_Task:_ Filter this data down to the lines that hold "position", and copy them.
:: Given records
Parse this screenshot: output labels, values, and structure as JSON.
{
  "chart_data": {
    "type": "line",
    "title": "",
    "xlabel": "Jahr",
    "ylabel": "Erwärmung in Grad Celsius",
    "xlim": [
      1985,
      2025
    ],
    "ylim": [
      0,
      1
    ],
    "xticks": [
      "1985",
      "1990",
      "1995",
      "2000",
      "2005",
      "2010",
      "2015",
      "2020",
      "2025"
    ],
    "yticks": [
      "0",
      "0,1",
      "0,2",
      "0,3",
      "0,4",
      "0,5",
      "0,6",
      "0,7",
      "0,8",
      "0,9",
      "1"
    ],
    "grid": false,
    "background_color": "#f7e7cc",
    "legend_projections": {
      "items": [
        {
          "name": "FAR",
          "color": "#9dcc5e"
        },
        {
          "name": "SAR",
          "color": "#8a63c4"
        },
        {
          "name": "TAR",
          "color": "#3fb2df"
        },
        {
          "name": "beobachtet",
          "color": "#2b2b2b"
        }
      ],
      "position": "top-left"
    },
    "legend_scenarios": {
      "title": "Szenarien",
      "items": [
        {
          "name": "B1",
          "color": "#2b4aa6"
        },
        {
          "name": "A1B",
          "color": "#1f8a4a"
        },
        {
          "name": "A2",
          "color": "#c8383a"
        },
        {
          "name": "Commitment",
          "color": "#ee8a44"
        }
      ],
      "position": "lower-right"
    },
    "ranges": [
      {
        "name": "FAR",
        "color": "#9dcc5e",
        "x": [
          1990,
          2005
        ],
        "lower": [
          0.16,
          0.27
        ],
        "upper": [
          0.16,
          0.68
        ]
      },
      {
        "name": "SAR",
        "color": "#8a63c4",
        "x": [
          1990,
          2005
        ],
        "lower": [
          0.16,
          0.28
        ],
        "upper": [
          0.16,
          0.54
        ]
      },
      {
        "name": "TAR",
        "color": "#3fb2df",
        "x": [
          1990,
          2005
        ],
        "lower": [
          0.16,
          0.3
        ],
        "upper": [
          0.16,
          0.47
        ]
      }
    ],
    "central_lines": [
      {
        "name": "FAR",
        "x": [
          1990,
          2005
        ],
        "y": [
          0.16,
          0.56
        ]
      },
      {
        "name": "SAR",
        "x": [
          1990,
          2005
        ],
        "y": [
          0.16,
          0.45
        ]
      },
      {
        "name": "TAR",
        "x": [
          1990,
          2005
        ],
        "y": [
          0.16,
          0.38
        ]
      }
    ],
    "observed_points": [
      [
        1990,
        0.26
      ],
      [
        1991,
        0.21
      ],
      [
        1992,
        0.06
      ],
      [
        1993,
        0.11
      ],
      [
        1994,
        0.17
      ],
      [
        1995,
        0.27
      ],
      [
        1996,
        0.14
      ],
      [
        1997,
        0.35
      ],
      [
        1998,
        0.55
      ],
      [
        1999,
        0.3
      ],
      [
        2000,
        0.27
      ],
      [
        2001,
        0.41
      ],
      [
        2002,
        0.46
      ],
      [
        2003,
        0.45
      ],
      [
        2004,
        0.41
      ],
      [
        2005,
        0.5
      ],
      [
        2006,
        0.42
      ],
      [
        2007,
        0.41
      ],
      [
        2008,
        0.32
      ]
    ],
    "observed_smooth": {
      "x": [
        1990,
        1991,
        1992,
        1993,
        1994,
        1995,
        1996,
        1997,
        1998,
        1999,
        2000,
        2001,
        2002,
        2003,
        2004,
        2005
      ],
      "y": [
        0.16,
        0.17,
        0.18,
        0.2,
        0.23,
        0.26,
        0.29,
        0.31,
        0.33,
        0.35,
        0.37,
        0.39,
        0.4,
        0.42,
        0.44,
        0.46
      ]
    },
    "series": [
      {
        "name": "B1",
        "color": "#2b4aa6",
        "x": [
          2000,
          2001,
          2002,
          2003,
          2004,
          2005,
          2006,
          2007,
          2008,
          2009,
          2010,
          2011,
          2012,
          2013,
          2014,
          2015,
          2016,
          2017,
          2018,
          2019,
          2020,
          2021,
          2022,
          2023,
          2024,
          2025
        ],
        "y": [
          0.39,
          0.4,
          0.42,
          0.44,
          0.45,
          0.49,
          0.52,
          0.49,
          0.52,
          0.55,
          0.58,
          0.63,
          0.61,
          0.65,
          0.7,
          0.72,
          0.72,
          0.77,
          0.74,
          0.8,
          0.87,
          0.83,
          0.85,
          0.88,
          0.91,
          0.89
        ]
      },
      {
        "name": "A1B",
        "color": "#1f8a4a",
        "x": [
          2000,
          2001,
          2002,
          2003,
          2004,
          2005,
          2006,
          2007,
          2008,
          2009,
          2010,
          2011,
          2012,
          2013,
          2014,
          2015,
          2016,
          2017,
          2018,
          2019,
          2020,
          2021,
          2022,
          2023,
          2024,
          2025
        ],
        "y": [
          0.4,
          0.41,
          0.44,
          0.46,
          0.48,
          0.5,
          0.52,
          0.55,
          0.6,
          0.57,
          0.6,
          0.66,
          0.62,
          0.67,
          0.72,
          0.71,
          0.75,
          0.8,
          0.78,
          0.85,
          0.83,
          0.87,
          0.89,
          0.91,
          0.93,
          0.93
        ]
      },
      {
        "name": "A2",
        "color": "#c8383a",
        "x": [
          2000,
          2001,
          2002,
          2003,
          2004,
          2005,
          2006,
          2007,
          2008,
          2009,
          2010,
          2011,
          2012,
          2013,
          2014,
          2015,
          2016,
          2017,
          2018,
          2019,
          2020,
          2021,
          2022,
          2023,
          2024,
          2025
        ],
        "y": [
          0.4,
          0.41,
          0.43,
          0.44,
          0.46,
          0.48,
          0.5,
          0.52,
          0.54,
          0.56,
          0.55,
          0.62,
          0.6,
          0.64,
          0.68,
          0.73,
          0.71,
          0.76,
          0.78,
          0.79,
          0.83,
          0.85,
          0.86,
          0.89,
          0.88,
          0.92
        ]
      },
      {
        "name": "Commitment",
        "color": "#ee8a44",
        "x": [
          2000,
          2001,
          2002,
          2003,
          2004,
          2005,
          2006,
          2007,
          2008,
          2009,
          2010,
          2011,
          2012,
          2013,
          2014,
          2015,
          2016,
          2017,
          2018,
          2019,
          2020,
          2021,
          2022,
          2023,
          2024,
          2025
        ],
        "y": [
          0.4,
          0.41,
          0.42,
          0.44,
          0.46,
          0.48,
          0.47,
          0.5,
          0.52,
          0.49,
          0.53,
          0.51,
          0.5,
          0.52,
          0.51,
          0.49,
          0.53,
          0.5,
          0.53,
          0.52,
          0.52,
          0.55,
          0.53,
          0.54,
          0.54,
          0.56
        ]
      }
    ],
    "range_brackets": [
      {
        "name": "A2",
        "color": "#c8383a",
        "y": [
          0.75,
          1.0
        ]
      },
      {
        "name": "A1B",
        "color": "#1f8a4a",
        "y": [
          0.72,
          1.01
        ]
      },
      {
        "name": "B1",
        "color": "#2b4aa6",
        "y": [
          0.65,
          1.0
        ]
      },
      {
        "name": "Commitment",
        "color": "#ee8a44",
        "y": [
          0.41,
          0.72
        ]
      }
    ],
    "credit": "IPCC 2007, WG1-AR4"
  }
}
::::
_Task output:_
      "position": "top-left"
      "position": "lower-right"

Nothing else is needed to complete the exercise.